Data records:

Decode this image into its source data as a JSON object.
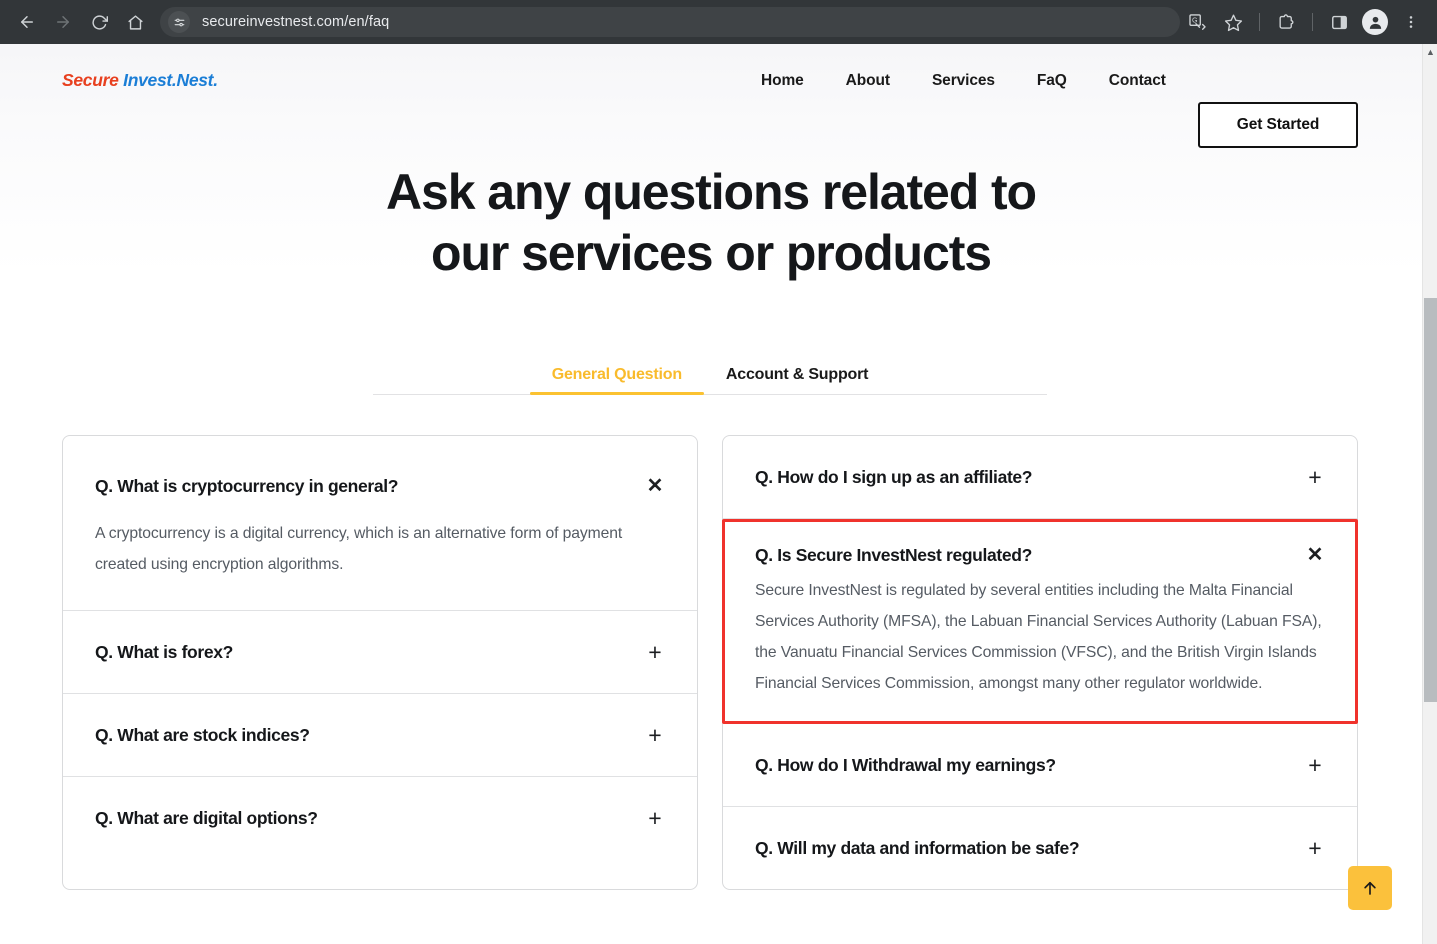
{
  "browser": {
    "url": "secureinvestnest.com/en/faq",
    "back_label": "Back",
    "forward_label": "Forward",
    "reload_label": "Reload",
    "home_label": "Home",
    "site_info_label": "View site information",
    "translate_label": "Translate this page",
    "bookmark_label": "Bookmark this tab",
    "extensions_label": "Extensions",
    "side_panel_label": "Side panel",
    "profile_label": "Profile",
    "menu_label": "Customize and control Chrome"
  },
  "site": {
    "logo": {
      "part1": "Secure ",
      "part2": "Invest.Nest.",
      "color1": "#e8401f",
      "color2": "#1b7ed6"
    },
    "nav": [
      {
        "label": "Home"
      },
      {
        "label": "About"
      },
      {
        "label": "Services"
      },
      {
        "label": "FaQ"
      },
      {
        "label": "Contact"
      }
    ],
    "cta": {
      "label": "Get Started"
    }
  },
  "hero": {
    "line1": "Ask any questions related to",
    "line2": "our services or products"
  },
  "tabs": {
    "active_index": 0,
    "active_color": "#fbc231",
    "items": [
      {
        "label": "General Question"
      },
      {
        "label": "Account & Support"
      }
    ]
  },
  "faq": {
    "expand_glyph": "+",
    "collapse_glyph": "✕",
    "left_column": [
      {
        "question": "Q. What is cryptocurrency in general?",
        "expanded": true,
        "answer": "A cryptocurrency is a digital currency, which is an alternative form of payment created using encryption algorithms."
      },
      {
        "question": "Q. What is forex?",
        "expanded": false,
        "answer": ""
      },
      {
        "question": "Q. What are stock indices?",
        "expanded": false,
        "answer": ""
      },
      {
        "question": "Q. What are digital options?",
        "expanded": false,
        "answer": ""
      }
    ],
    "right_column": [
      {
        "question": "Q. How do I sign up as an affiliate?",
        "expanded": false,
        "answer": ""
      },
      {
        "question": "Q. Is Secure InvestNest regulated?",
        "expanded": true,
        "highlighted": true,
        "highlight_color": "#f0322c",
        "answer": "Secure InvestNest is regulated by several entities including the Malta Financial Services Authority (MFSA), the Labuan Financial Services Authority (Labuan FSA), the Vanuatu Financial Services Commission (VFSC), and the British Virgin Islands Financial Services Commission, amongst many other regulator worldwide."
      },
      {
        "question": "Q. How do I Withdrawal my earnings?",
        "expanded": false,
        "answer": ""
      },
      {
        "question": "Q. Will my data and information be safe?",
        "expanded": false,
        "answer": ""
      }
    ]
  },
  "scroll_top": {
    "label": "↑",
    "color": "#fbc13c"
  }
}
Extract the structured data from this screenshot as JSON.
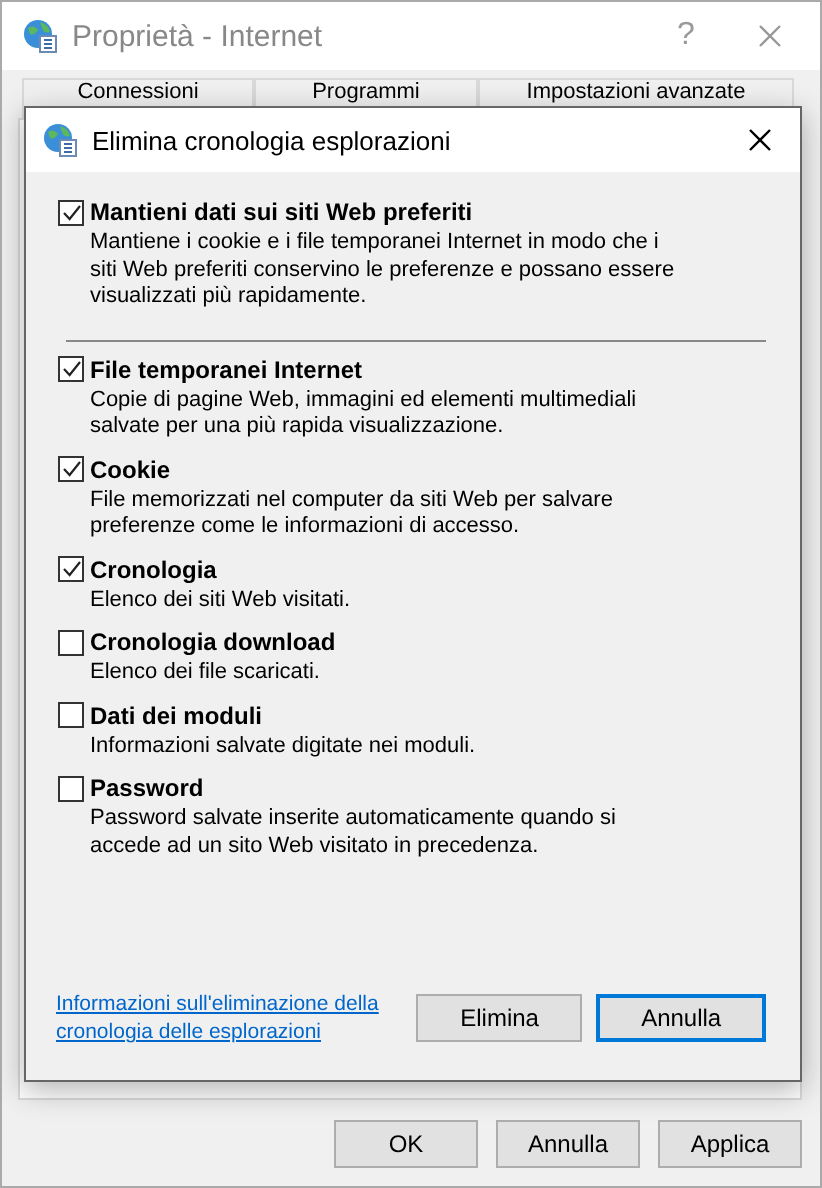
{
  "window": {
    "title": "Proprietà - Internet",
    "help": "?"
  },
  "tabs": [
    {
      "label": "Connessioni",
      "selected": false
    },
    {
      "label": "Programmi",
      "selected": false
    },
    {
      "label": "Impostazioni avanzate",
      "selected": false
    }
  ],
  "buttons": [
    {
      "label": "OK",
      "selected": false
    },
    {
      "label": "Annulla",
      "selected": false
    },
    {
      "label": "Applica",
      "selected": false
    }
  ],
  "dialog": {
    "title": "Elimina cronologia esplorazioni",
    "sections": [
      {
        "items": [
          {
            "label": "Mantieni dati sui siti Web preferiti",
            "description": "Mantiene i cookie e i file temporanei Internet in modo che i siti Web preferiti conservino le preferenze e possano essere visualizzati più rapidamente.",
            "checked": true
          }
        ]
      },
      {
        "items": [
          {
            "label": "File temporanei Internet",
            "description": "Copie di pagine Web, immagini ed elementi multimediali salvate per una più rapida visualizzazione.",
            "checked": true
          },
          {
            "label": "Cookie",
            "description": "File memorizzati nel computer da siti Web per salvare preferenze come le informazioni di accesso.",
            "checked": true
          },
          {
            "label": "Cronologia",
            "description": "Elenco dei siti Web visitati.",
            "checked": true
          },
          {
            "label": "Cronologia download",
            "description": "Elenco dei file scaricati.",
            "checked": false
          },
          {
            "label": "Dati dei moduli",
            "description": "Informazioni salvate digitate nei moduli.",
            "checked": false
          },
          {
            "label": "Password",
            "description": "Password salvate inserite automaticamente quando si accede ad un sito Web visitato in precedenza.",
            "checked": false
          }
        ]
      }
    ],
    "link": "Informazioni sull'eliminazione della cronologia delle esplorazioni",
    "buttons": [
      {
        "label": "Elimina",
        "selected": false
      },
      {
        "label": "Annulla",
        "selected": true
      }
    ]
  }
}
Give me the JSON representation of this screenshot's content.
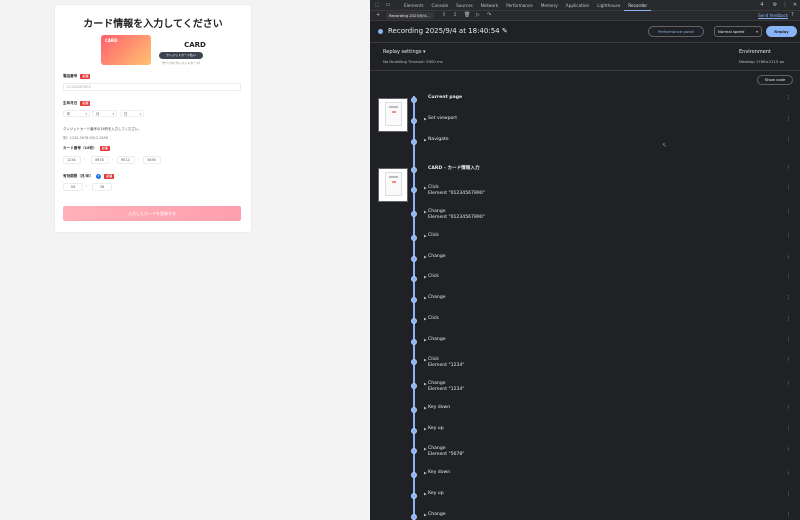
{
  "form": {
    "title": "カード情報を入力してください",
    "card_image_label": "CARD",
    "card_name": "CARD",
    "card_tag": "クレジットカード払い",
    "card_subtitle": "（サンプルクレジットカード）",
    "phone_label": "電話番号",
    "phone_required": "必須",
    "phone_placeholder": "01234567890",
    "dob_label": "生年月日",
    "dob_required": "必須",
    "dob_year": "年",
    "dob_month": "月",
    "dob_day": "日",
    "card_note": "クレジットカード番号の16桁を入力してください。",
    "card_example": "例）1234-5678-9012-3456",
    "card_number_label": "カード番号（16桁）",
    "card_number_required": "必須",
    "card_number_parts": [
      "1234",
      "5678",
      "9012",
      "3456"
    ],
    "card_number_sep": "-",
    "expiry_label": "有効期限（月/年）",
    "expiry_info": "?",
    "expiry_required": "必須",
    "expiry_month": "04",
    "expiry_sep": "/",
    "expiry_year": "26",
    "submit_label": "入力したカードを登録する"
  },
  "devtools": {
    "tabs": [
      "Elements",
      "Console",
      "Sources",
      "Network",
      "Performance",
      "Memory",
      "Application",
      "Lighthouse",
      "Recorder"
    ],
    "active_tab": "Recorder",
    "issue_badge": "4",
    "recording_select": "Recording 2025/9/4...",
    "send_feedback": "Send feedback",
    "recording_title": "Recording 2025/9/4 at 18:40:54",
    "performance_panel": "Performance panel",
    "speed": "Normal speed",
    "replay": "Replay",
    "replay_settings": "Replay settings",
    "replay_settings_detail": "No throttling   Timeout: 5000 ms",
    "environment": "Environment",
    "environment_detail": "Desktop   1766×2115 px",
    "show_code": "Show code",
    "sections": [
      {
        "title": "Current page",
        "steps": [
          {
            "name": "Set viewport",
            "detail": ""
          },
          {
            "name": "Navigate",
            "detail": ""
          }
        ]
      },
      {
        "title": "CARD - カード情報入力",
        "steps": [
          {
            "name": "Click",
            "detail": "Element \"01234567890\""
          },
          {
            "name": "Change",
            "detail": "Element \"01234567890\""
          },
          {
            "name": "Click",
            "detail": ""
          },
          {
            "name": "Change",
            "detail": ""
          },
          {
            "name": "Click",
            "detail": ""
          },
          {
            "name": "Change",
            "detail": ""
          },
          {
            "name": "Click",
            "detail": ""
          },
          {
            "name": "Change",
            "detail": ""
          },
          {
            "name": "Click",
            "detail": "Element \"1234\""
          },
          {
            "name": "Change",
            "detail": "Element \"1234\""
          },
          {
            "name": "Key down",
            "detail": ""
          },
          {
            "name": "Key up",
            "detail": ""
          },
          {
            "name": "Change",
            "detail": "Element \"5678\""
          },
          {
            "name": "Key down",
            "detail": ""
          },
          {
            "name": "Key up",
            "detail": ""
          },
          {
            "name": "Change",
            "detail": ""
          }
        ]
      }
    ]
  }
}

## REQUEST
Reproduce the material above in full and without alteration, but skip all pictures.

## EXERCISE OUTPUT
Decode this image into its source data as a JSON object.
{
  "browser": {
    "url": "secureinvestnest.com/en/faq",
    "back_label": "Back",
    "forward_label": "Forward",
    "reload_label": "Reload",
    "home_label": "Home",
    "site_info_label": "View site information",
    "translate_label": "Translate this page",
    "bookmark_label": "Bookmark this tab",
    "extensions_label": "Extensions",
    "side_panel_label": "Side panel",
    "profile_label": "Profile",
    "menu_label": "Customize and control Chrome"
  },
  "site": {
    "logo": {
      "part1": "Secure ",
      "part2": "Invest.Nest.",
      "color1": "#e8401f",
      "color2": "#1b7ed6"
    },
    "nav": [
      {
        "label": "Home"
      },
      {
        "label": "About"
      },
      {
        "label": "Services"
      },
      {
        "label": "FaQ"
      },
      {
        "label": "Contact"
      }
    ],
    "cta": {
      "label": "Get Started"
    }
  },
  "hero": {
    "line1": "Ask any questions related to",
    "line2": "our services or products"
  },
  "tabs": {
    "active_index": 0,
    "active_color": "#fbc231",
    "items": [
      {
        "label": "General Question"
      },
      {
        "label": "Account & Support"
      }
    ]
  },
  "faq": {
    "expand_glyph": "+",
    "collapse_glyph": "✕",
    "left_column": [
      {
        "question": "Q. What is cryptocurrency in general?",
        "expanded": true,
        "answer": "A cryptocurrency is a digital currency, which is an alternative form of payment created using encryption algorithms."
      },
      {
        "question": "Q. What is forex?",
        "expanded": false,
        "answer": ""
      },
      {
        "question": "Q. What are stock indices?",
        "expanded": false,
        "answer": ""
      },
      {
        "question": "Q. What are digital options?",
        "expanded": false,
        "answer": ""
      }
    ],
    "right_column": [
      {
        "question": "Q. How do I sign up as an affiliate?",
        "expanded": false,
        "answer": ""
      },
      {
        "question": "Q. Is Secure InvestNest regulated?",
        "expanded": true,
        "highlighted": true,
        "highlight_color": "#f0322c",
        "answer": "Secure InvestNest is regulated by several entities including the Malta Financial Services Authority (MFSA), the Labuan Financial Services Authority (Labuan FSA), the Vanuatu Financial Services Commission (VFSC), and the British Virgin Islands Financial Services Commission, amongst many other regulator worldwide."
      },
      {
        "question": "Q. How do I Withdrawal my earnings?",
        "expanded": false,
        "answer": ""
      },
      {
        "question": "Q. Will my data and information be safe?",
        "expanded": false,
        "answer": ""
      }
    ]
  },
  "scroll_top": {
    "label": "↑",
    "color": "#fbc13c"
  }
}
Extract the structured data from this screenshot as JSON.
{
  "window": {
    "title": "Proprietà - Internet",
    "help": "?"
  },
  "tabs": [
    {
      "label": "Connessioni",
      "selected": false
    },
    {
      "label": "Programmi",
      "selected": false
    },
    {
      "label": "Impostazioni avanzate",
      "selected": false
    }
  ],
  "buttons": [
    {
      "label": "OK",
      "selected": false
    },
    {
      "label": "Annulla",
      "selected": false
    },
    {
      "label": "Applica",
      "selected": false
    }
  ],
  "dialog": {
    "title": "Elimina cronologia esplorazioni",
    "sections": [
      {
        "items": [
          {
            "label": "Mantieni dati sui siti Web preferiti",
            "description": "Mantiene i cookie e i file temporanei Internet in modo che i siti Web preferiti conservino le preferenze e possano essere visualizzati più rapidamente.",
            "checked": true
          }
        ]
      },
      {
        "items": [
          {
            "label": "File temporanei Internet",
            "description": "Copie di pagine Web, immagini ed elementi multimediali salvate per una più rapida visualizzazione.",
            "checked": true
          },
          {
            "label": "Cookie",
            "description": "File memorizzati nel computer da siti Web per salvare preferenze come le informazioni di accesso.",
            "checked": true
          },
          {
            "label": "Cronologia",
            "description": "Elenco dei siti Web visitati.",
            "checked": true
          },
          {
            "label": "Cronologia download",
            "description": "Elenco dei file scaricati.",
            "checked": false
          },
          {
            "label": "Dati dei moduli",
            "description": "Informazioni salvate digitate nei moduli.",
            "checked": false
          },
          {
            "label": "Password",
            "description": "Password salvate inserite automaticamente quando si accede ad un sito Web visitato in precedenza.",
            "checked": false
          }
        ]
      }
    ],
    "link": "Informazioni sull'eliminazione della cronologia delle esplorazioni",
    "buttons": [
      {
        "label": "Elimina",
        "selected": false
      },
      {
        "label": "Annulla",
        "selected": true
      }
    ]
  }
}
Give me the JSON representation of this screenshot's content.
{
  "form": {
    "title": "カード情報を入力してください",
    "card_image_label": "CARD",
    "card_name": "CARD",
    "card_tag": "クレジットカード払い",
    "card_subtitle": "（サンプルクレジットカード）",
    "phone_label": "電話番号",
    "phone_required": "必須",
    "phone_placeholder": "01234567890",
    "dob_label": "生年月日",
    "dob_required": "必須",
    "dob_year": "年",
    "dob_month": "月",
    "dob_day": "日",
    "card_note": "クレジットカード番号の16桁を入力してください。",
    "card_example": "例）1234-5678-9012-3456",
    "card_number_label": "カード番号（16桁）",
    "card_number_required": "必須",
    "card_number_parts": [
      "1234",
      "5678",
      "9012",
      "3456"
    ],
    "card_number_sep": "-",
    "expiry_label": "有効期限（月/年）",
    "expiry_info": "?",
    "expiry_required": "必須",
    "expiry_month": "04",
    "expiry_sep": "/",
    "expiry_year": "26",
    "submit_label": "入力したカードを登録する"
  },
  "devtools": {
    "tabs": [
      "Elements",
      "Console",
      "Sources",
      "Network",
      "Performance",
      "Memory",
      "Application",
      "Lighthouse",
      "Recorder"
    ],
    "active_tab": "Recorder",
    "issue_badge": "4",
    "recording_select": "Recording 2025/9/4...",
    "send_feedback": "Send feedback",
    "recording_title": "Recording 2025/9/4 at 18:40:54",
    "performance_panel": "Performance panel",
    "speed": "Normal speed",
    "replay": "Replay",
    "replay_settings": "Replay settings",
    "replay_settings_detail": "No throttling   Timeout: 5000 ms",
    "environment": "Environment",
    "environment_detail": "Desktop   1766×2115 px",
    "show_code": "Show code",
    "sections": [
      {
        "title": "Current page",
        "steps": [
          {
            "name": "Set viewport",
            "detail": ""
          },
          {
            "name": "Navigate",
            "detail": ""
          }
        ]
      },
      {
        "title": "CARD - カード情報入力",
        "steps": [
          {
            "name": "Click",
            "detail": "Element \"01234567890\""
          },
          {
            "name": "Change",
            "detail": "Element \"01234567890\""
          },
          {
            "name": "Click",
            "detail": ""
          },
          {
            "name": "Change",
            "detail": ""
          },
          {
            "name": "Click",
            "detail": ""
          },
          {
            "name": "Change",
            "detail": ""
          },
          {
            "name": "Click",
            "detail": ""
          },
          {
            "name": "Change",
            "detail": ""
          },
          {
            "name": "Click",
            "detail": "Element \"1234\""
          },
          {
            "name": "Change",
            "detail": "Element \"1234\""
          },
          {
            "name": "Key down",
            "detail": ""
          },
          {
            "name": "Key up",
            "detail": ""
          },
          {
            "name": "Change",
            "detail": "Element \"5678\""
          },
          {
            "name": "Key down",
            "detail": ""
          },
          {
            "name": "Key up",
            "detail": ""
          },
          {
            "name": "Change",
            "detail": ""
          }
        ]
      }
    ]
  }
}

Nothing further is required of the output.